··· Available records

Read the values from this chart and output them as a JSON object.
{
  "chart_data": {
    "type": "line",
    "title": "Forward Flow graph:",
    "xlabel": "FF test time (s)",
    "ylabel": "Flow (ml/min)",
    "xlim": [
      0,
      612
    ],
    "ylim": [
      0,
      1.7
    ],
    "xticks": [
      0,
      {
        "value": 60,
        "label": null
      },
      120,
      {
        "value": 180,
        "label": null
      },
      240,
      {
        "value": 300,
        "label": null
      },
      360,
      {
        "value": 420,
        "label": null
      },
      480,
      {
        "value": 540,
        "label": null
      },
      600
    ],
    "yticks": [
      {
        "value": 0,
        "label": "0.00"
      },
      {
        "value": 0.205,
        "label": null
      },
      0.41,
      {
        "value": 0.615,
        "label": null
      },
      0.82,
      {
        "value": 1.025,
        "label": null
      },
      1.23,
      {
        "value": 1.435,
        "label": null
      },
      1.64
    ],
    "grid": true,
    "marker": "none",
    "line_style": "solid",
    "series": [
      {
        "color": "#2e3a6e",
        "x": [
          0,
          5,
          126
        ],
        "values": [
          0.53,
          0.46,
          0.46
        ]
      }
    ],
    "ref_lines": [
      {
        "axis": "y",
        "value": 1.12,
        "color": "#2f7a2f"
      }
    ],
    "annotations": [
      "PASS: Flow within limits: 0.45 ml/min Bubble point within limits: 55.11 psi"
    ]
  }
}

······
··· Available records

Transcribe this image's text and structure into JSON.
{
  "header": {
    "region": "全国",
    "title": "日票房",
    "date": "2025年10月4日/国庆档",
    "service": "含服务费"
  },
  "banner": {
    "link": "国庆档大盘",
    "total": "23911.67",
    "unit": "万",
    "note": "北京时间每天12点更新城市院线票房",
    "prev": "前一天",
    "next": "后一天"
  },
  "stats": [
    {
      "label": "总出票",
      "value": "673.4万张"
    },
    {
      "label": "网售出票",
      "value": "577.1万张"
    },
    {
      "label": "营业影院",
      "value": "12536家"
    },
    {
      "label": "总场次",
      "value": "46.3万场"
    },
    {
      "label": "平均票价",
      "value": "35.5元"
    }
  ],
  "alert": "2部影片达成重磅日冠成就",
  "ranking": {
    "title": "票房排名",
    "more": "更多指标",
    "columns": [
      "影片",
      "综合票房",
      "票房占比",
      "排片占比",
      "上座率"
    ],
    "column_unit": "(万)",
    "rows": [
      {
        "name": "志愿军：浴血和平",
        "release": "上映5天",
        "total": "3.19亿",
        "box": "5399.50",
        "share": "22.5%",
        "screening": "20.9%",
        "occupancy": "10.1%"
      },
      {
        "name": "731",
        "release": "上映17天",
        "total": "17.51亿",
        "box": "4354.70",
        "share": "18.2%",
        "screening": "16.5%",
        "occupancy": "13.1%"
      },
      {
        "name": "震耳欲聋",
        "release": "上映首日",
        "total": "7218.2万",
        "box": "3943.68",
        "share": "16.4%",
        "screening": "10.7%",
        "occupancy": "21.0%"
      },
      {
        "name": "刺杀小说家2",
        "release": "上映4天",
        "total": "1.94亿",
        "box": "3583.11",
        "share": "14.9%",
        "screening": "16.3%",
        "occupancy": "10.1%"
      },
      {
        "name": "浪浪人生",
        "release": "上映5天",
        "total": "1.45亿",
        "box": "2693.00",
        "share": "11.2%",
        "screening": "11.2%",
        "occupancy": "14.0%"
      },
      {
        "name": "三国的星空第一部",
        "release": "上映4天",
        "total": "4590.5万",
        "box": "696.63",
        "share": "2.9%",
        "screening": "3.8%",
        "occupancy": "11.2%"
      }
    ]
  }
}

······

* _Given request_: Report every line in the data above in which the word "share" appears.

* _The result_:
        "share": "22.5%",
        "share": "18.2%",
        "share": "16.4%",
        "share": "14.9%",
        "share": "11.2%",
        "share": "2.9%",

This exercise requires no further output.